DIRECTIONS: Please report every line below that contains the string "next", copying each such line in full. Case counts.

-- START OF TASK MATERIAL --

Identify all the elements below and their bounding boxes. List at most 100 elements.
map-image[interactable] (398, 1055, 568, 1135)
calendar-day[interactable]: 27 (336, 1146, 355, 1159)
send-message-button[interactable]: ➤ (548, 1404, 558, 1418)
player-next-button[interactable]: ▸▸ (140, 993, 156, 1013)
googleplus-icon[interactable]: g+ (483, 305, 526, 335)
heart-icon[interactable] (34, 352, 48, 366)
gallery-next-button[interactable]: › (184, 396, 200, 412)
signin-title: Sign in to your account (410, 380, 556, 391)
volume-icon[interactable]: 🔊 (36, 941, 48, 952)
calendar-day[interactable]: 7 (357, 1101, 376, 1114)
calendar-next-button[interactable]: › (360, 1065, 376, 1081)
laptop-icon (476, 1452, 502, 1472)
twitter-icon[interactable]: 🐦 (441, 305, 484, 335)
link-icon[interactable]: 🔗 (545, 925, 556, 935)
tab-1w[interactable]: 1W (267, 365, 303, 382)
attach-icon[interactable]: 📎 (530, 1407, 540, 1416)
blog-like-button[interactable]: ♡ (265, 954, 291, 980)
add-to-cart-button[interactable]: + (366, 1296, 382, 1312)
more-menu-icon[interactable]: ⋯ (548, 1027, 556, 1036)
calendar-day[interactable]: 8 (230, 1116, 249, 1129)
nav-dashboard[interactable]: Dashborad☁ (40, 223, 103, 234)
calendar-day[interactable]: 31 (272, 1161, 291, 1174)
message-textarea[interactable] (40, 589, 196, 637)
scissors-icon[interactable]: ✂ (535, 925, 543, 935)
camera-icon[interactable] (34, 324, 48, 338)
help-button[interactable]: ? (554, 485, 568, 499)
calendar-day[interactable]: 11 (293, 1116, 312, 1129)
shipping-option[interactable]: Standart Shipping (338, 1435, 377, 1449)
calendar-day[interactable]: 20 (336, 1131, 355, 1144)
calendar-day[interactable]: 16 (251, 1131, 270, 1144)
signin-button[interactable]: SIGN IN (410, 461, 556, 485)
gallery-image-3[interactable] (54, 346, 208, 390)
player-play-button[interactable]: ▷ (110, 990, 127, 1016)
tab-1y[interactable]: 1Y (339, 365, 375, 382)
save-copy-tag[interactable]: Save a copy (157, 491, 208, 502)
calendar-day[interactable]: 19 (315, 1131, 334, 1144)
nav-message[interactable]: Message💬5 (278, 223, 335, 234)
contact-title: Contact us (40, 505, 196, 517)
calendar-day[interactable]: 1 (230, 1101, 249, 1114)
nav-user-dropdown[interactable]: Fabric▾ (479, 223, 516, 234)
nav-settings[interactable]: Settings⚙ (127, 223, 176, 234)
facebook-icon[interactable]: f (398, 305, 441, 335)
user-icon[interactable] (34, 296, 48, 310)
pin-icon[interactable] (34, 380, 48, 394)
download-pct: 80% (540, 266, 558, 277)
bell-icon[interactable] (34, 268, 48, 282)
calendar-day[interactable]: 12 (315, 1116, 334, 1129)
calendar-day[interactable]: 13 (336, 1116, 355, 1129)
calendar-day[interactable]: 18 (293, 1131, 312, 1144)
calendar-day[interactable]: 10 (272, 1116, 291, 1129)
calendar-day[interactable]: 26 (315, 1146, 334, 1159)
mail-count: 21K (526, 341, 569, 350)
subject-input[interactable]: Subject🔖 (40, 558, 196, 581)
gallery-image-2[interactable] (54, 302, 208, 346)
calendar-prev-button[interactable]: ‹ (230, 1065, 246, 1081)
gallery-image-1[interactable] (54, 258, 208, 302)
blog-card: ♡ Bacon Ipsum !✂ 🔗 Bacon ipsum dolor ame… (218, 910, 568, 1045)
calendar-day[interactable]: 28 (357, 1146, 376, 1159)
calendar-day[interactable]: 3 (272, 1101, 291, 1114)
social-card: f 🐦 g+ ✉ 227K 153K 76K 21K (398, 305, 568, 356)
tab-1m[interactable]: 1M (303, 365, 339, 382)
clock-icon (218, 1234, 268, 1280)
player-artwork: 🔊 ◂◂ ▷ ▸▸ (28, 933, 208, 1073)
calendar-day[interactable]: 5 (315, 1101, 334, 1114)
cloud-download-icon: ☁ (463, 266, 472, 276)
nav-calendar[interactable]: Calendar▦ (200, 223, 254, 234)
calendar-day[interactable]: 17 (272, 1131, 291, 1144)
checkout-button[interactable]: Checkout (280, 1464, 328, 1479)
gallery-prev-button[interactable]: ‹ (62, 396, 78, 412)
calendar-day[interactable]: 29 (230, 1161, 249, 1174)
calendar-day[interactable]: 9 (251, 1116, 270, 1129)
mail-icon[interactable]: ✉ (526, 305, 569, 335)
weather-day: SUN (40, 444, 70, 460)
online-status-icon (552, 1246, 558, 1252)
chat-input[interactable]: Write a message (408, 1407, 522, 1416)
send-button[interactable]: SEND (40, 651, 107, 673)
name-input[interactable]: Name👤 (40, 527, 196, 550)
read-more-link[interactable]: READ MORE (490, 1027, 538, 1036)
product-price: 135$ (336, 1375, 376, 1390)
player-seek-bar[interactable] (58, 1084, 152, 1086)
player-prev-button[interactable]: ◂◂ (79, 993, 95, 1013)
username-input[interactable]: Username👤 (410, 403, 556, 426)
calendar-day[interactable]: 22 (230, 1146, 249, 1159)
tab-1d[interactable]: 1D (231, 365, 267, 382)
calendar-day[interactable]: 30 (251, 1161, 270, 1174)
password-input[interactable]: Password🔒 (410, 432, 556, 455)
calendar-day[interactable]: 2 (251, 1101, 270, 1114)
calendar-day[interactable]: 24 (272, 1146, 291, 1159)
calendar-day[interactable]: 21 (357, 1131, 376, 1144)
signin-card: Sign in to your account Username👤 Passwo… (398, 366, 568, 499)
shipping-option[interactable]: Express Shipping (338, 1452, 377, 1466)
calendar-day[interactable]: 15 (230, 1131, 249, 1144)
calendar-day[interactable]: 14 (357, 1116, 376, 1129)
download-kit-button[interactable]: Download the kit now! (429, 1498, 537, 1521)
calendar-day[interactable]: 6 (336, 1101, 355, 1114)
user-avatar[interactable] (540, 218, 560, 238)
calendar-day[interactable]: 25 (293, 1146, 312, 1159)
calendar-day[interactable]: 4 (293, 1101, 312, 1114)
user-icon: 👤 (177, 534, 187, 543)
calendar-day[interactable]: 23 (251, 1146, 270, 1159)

-- END OF TASK MATERIAL --

REPLY TO THE TASK:
player-next-button[interactable]: ▸▸ (140, 993, 156, 1013)
gallery-next-button[interactable]: › (184, 396, 200, 412)
calendar-next-button[interactable]: › (360, 1065, 376, 1081)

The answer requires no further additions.